Go through the data below. Pull out every line that has the word "Caso".

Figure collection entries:
_____

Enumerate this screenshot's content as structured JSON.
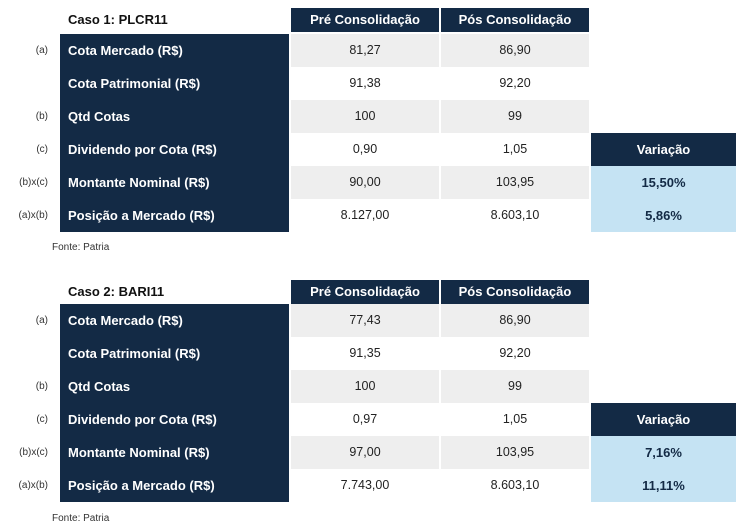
{
  "tables": [
    {
      "title": "Caso 1: PLCR11",
      "col_pre": "Pré Consolidação",
      "col_pos": "Pós Consolidação",
      "variation_header": "Variação",
      "rows": [
        {
          "tag": "(a)",
          "label": "Cota Mercado (R$)",
          "pre": "81,27",
          "pos": "86,90",
          "var": ""
        },
        {
          "tag": "",
          "label": "Cota Patrimonial (R$)",
          "pre": "91,38",
          "pos": "92,20",
          "var": ""
        },
        {
          "tag": "(b)",
          "label": "Qtd Cotas",
          "pre": "100",
          "pos": "99",
          "var": ""
        },
        {
          "tag": "(c)",
          "label": "Dividendo por Cota (R$)",
          "pre": "0,90",
          "pos": "1,05",
          "var": ""
        },
        {
          "tag": "(b)x(c)",
          "label": "Montante Nominal (R$)",
          "pre": "90,00",
          "pos": "103,95",
          "var": "15,50%"
        },
        {
          "tag": "(a)x(b)",
          "label": "Posição a Mercado (R$)",
          "pre": "8.127,00",
          "pos": "8.603,10",
          "var": "5,86%"
        }
      ],
      "source": "Fonte: Patria"
    },
    {
      "title": "Caso 2: BARI11",
      "col_pre": "Pré Consolidação",
      "col_pos": "Pós Consolidação",
      "variation_header": "Variação",
      "rows": [
        {
          "tag": "(a)",
          "label": "Cota Mercado (R$)",
          "pre": "77,43",
          "pos": "86,90",
          "var": ""
        },
        {
          "tag": "",
          "label": "Cota Patrimonial (R$)",
          "pre": "91,35",
          "pos": "92,20",
          "var": ""
        },
        {
          "tag": "(b)",
          "label": "Qtd Cotas",
          "pre": "100",
          "pos": "99",
          "var": ""
        },
        {
          "tag": "(c)",
          "label": "Dividendo por Cota (R$)",
          "pre": "0,97",
          "pos": "1,05",
          "var": ""
        },
        {
          "tag": "(b)x(c)",
          "label": "Montante Nominal (R$)",
          "pre": "97,00",
          "pos": "103,95",
          "var": "7,16%"
        },
        {
          "tag": "(a)x(b)",
          "label": "Posição a Mercado (R$)",
          "pre": "7.743,00",
          "pos": "8.603,10",
          "var": "11,11%"
        }
      ],
      "source": "Fonte: Patria"
    }
  ]
}
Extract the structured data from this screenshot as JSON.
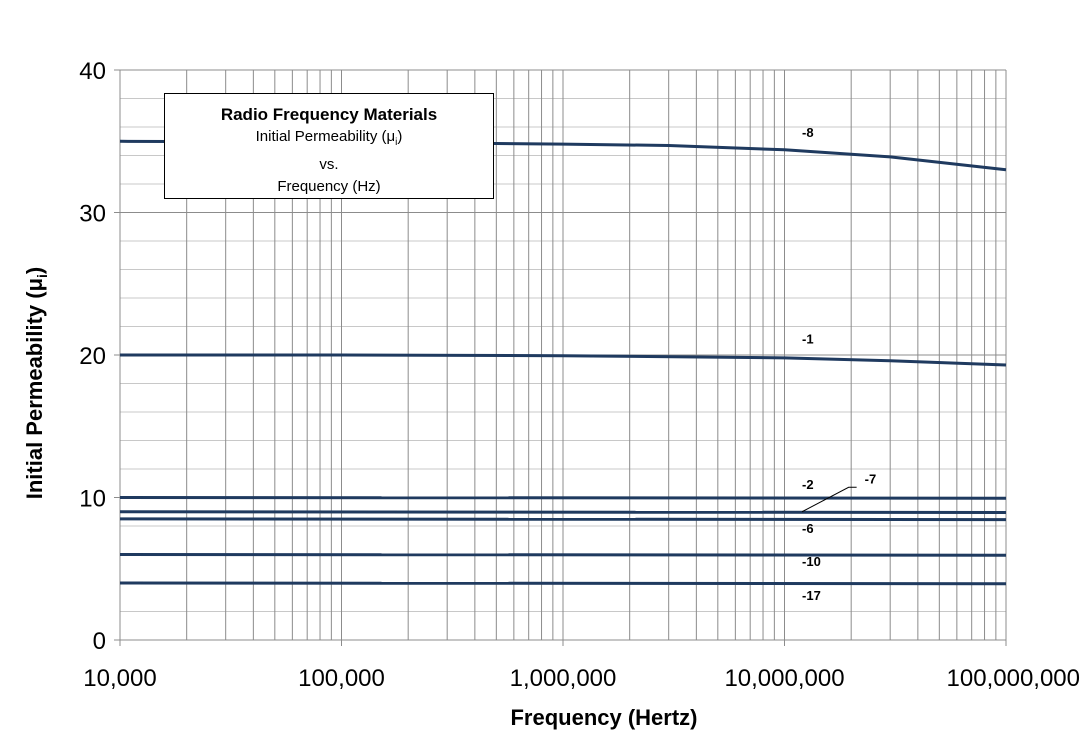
{
  "chart_data": {
    "type": "line",
    "title": "Radio Frequency Materials",
    "subtitle_lines": [
      "Initial Permeability (μ",
      "i",
      ")",
      "vs.",
      "Frequency (Hz)"
    ],
    "xlabel": "Frequency (Hertz)",
    "ylabel": "Initial Permeability (μ",
    "ylabel_sub": "i",
    "ylabel_end": ")",
    "x_scale": "log",
    "xlim": [
      10000,
      100000000
    ],
    "ylim": [
      0,
      40
    ],
    "x_ticks": [
      10000,
      100000,
      1000000,
      10000000,
      100000000
    ],
    "x_tick_labels": [
      "10,000",
      "100,000",
      "1,000,000",
      "10,000,000",
      "100,000,000"
    ],
    "y_ticks": [
      0,
      10,
      20,
      30,
      40
    ],
    "y_tick_labels": [
      "0",
      "10",
      "20",
      "30",
      "40"
    ],
    "grid": true,
    "series": [
      {
        "name": "-8",
        "x": [
          10000,
          100000,
          1000000,
          3000000,
          10000000,
          30000000,
          100000000
        ],
        "y": [
          35,
          34.95,
          34.8,
          34.7,
          34.4,
          33.9,
          33
        ]
      },
      {
        "name": "-1",
        "x": [
          10000,
          100000,
          1000000,
          10000000,
          30000000,
          100000000
        ],
        "y": [
          20,
          20,
          19.95,
          19.8,
          19.6,
          19.3
        ]
      },
      {
        "name": "-2",
        "x": [
          10000,
          100000000
        ],
        "y": [
          10,
          9.95
        ]
      },
      {
        "name": "-7",
        "x": [
          10000,
          100000000
        ],
        "y": [
          9,
          8.95
        ]
      },
      {
        "name": "-6",
        "x": [
          10000,
          100000000
        ],
        "y": [
          8.5,
          8.45
        ]
      },
      {
        "name": "-10",
        "x": [
          10000,
          100000000
        ],
        "y": [
          6,
          5.95
        ]
      },
      {
        "name": "-17",
        "x": [
          10000,
          100000000
        ],
        "y": [
          4,
          3.95
        ]
      }
    ],
    "annotations": [
      {
        "text": "-8",
        "x": 12000000,
        "y": 35.3
      },
      {
        "text": "-1",
        "x": 12000000,
        "y": 20.8
      },
      {
        "text": "-2",
        "x": 12000000,
        "y": 10.6
      },
      {
        "text": "-7",
        "x": 23000000,
        "y": 11
      },
      {
        "text": "-6",
        "x": 12000000,
        "y": 7.5
      },
      {
        "text": "-10",
        "x": 12000000,
        "y": 5.2
      },
      {
        "text": "-17",
        "x": 12000000,
        "y": 2.8
      }
    ],
    "colors": {
      "series": "#1f3a5f",
      "major_grid": "#8c8c8c",
      "minor_grid": "#c8c8c8"
    }
  }
}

_____

_SOLUTION FOR THIS EXERCISE_
      "title": "Caso 1: PLCR11",
      "title": "Caso 2: BARI11",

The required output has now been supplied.